►
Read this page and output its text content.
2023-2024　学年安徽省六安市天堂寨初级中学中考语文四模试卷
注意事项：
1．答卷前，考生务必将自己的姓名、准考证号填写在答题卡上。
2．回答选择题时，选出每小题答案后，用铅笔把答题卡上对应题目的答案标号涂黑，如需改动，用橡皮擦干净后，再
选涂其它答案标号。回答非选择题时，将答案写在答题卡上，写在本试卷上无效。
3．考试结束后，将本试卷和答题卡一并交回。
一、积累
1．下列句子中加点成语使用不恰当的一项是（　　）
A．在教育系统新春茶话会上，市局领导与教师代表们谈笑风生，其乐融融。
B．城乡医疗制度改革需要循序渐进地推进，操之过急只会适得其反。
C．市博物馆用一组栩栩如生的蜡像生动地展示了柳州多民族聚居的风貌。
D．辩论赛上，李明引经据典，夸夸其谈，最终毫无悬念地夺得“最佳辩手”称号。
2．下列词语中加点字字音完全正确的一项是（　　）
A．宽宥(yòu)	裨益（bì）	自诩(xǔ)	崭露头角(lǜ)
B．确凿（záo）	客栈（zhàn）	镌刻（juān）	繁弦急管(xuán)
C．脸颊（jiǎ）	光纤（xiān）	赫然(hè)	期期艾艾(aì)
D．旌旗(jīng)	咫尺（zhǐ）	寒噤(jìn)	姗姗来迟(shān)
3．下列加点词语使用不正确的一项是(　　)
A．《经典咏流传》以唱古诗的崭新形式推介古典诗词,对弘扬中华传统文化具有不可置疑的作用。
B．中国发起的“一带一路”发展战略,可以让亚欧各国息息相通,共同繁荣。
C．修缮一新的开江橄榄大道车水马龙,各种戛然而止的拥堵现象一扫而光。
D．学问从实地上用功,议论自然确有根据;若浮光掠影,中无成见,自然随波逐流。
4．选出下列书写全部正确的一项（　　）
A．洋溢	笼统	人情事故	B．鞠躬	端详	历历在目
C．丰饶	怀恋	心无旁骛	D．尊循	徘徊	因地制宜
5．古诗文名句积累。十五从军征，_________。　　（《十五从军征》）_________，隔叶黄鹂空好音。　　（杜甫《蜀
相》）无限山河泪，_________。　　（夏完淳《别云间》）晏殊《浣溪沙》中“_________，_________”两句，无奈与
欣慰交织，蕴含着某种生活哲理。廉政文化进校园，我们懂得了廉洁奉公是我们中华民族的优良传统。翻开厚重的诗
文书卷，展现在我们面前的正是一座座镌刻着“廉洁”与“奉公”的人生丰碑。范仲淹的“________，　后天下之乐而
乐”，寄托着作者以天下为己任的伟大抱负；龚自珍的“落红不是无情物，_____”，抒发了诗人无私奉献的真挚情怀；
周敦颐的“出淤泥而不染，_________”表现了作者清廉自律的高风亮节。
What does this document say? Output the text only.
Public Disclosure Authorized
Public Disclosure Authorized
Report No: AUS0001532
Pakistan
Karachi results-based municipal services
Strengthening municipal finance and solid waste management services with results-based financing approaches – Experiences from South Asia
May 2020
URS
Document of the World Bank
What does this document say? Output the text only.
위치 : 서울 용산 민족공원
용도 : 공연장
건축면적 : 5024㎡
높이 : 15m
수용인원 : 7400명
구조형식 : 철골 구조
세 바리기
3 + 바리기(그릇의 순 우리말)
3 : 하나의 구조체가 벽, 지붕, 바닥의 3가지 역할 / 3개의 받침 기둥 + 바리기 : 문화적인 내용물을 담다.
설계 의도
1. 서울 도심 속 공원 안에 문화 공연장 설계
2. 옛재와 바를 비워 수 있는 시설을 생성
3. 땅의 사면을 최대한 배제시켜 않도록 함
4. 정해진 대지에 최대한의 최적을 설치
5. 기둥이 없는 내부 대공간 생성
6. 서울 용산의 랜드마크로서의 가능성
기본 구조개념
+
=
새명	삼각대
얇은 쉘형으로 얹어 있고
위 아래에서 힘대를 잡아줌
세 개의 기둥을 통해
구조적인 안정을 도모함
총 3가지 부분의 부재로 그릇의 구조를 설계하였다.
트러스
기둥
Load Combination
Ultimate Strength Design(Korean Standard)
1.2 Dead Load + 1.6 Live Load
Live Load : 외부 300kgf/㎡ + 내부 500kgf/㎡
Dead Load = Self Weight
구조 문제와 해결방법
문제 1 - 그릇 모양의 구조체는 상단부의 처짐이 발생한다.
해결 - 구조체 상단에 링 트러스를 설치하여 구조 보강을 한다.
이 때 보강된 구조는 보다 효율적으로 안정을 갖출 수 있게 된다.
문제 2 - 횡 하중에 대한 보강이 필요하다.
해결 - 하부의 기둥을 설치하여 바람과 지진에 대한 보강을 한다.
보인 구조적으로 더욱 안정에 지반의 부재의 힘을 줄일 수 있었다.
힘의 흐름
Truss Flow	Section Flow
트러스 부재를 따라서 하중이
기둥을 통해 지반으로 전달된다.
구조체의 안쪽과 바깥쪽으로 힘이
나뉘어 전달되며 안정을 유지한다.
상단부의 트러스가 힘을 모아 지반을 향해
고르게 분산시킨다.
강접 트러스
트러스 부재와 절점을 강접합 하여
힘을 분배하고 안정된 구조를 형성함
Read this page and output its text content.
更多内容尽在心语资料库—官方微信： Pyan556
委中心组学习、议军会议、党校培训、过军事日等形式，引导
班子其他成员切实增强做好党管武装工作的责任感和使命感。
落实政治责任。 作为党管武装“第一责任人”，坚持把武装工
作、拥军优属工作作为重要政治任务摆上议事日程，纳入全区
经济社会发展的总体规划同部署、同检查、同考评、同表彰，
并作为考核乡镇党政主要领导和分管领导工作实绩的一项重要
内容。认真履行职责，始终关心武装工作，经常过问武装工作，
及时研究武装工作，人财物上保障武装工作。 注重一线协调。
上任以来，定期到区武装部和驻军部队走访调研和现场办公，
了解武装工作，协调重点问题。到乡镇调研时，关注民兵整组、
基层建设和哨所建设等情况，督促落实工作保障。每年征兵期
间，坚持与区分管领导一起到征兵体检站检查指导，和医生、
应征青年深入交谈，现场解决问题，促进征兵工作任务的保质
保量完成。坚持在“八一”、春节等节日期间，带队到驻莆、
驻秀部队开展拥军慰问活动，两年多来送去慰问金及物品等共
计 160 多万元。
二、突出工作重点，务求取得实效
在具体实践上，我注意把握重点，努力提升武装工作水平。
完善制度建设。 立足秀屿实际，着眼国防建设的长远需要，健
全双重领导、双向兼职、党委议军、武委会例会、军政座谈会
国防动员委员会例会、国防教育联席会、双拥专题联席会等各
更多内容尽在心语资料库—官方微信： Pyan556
◄
- [Problem to solve]: All the entries above need to be reproduced exactly.

- [Finished exercise]:
Read this page and output its text content.
2023-2024　学年安徽省六安市天堂寨初级中学中考语文四模试卷
注意事项：
1．答卷前，考生务必将自己的姓名、准考证号填写在答题卡上。
2．回答选择题时，选出每小题答案后，用铅笔把答题卡上对应题目的答案标号涂黑，如需改动，用橡皮擦干净后，再
选涂其它答案标号。回答非选择题时，将答案写在答题卡上，写在本试卷上无效。
3．考试结束后，将本试卷和答题卡一并交回。
一、积累
1．下列句子中加点成语使用不恰当的一项是（　　）
A．在教育系统新春茶话会上，市局领导与教师代表们谈笑风生，其乐融融。
B．城乡医疗制度改革需要循序渐进地推进，操之过急只会适得其反。
C．市博物馆用一组栩栩如生的蜡像生动地展示了柳州多民族聚居的风貌。
D．辩论赛上，李明引经据典，夸夸其谈，最终毫无悬念地夺得“最佳辩手”称号。
2．下列词语中加点字字音完全正确的一项是（　　）
A．宽宥(yòu)	裨益（bì）	自诩(xǔ)	崭露头角(lǜ)
B．确凿（záo）	客栈（zhàn）	镌刻（juān）	繁弦急管(xuán)
C．脸颊（jiǎ）	光纤（xiān）	赫然(hè)	期期艾艾(aì)
D．旌旗(jīng)	咫尺（zhǐ）	寒噤(jìn)	姗姗来迟(shān)
3．下列加点词语使用不正确的一项是(　　)
A．《经典咏流传》以唱古诗的崭新形式推介古典诗词,对弘扬中华传统文化具有不可置疑的作用。
B．中国发起的“一带一路”发展战略,可以让亚欧各国息息相通,共同繁荣。
C．修缮一新的开江橄榄大道车水马龙,各种戛然而止的拥堵现象一扫而光。
D．学问从实地上用功,议论自然确有根据;若浮光掠影,中无成见,自然随波逐流。
4．选出下列书写全部正确的一项（　　）
A．洋溢	笼统	人情事故	B．鞠躬	端详	历历在目
C．丰饶	怀恋	心无旁骛	D．尊循	徘徊	因地制宜
5．古诗文名句积累。十五从军征，_________。　　（《十五从军征》）_________，隔叶黄鹂空好音。　　（杜甫《蜀
相》）无限山河泪，_________。　　（夏完淳《别云间》）晏殊《浣溪沙》中“_________，_________”两句，无奈与
欣慰交织，蕴含着某种生活哲理。廉政文化进校园，我们懂得了廉洁奉公是我们中华民族的优良传统。翻开厚重的诗
文书卷，展现在我们面前的正是一座座镌刻着“廉洁”与“奉公”的人生丰碑。范仲淹的“________，　后天下之乐而
乐”，寄托着作者以天下为己任的伟大抱负；龚自珍的“落红不是无情物，_____”，抒发了诗人无私奉献的真挚情怀；
周敦颐的“出淤泥而不染，_________”表现了作者清廉自律的高风亮节。
What does this document say? Output the text only.
Public Disclosure Authorized
Public Disclosure Authorized
Report No: AUS0001532
Pakistan
Karachi results-based municipal services
Strengthening municipal finance and solid waste management services with results-based financing approaches – Experiences from South Asia
May 2020
URS
Document of the World Bank
What does this document say? Output the text only.
위치 : 서울 용산 민족공원
용도 : 공연장
건축면적 : 5024㎡
높이 : 15m
수용인원 : 7400명
구조형식 : 철골 구조
세 바리기
3 + 바리기(그릇의 순 우리말)
3 : 하나의 구조체가 벽, 지붕, 바닥의 3가지 역할 / 3개의 받침 기둥 + 바리기 : 문화적인 내용물을 담다.
설계 의도
1. 서울 도심 속 공원 안에 문화 공연장 설계
2. 옛재와 바를 비워 수 있는 시설을 생성
3. 땅의 사면을 최대한 배제시켜 않도록 함
4. 정해진 대지에 최대한의 최적을 설치
5. 기둥이 없는 내부 대공간 생성
6. 서울 용산의 랜드마크로서의 가능성
기본 구조개념
+
=
새명	삼각대
얇은 쉘형으로 얹어 있고
위 아래에서 힘대를 잡아줌
세 개의 기둥을 통해
구조적인 안정을 도모함
총 3가지 부분의 부재로 그릇의 구조를 설계하였다.
트러스
기둥
Load Combination
Ultimate Strength Design(Korean Standard)
1.2 Dead Load + 1.6 Live Load
Live Load : 외부 300kgf/㎡ + 내부 500kgf/㎡
Dead Load = Self Weight
구조 문제와 해결방법
문제 1 - 그릇 모양의 구조체는 상단부의 처짐이 발생한다.
해결 - 구조체 상단에 링 트러스를 설치하여 구조 보강을 한다.
이 때 보강된 구조는 보다 효율적으로 안정을 갖출 수 있게 된다.
문제 2 - 횡 하중에 대한 보강이 필요하다.
해결 - 하부의 기둥을 설치하여 바람과 지진에 대한 보강을 한다.
보인 구조적으로 더욱 안정에 지반의 부재의 힘을 줄일 수 있었다.
힘의 흐름
Truss Flow	Section Flow
트러스 부재를 따라서 하중이
기둥을 통해 지반으로 전달된다.
구조체의 안쪽과 바깥쪽으로 힘이
나뉘어 전달되며 안정을 유지한다.
상단부의 트러스가 힘을 모아 지반을 향해
고르게 분산시킨다.
강접 트러스
트러스 부재와 절점을 강접합 하여
힘을 분배하고 안정된 구조를 형성함
Read this page and output its text content.
更多内容尽在心语资料库—官方微信： Pyan556
委中心组学习、议军会议、党校培训、过军事日等形式，引导
班子其他成员切实增强做好党管武装工作的责任感和使命感。
落实政治责任。 作为党管武装“第一责任人”，坚持把武装工
作、拥军优属工作作为重要政治任务摆上议事日程，纳入全区
经济社会发展的总体规划同部署、同检查、同考评、同表彰，
并作为考核乡镇党政主要领导和分管领导工作实绩的一项重要
内容。认真履行职责，始终关心武装工作，经常过问武装工作，
及时研究武装工作，人财物上保障武装工作。 注重一线协调。
上任以来，定期到区武装部和驻军部队走访调研和现场办公，
了解武装工作，协调重点问题。到乡镇调研时，关注民兵整组、
基层建设和哨所建设等情况，督促落实工作保障。每年征兵期
间，坚持与区分管领导一起到征兵体检站检查指导，和医生、
应征青年深入交谈，现场解决问题，促进征兵工作任务的保质
保量完成。坚持在“八一”、春节等节日期间，带队到驻莆、
驻秀部队开展拥军慰问活动，两年多来送去慰问金及物品等共
计 160 多万元。
二、突出工作重点，务求取得实效
在具体实践上，我注意把握重点，努力提升武装工作水平。
完善制度建设。 立足秀屿实际，着眼国防建设的长远需要，健
全双重领导、双向兼职、党委议军、武委会例会、军政座谈会
国防动员委员会例会、国防教育联席会、双拥专题联席会等各
更多内容尽在心语资料库—官方微信： Pyan556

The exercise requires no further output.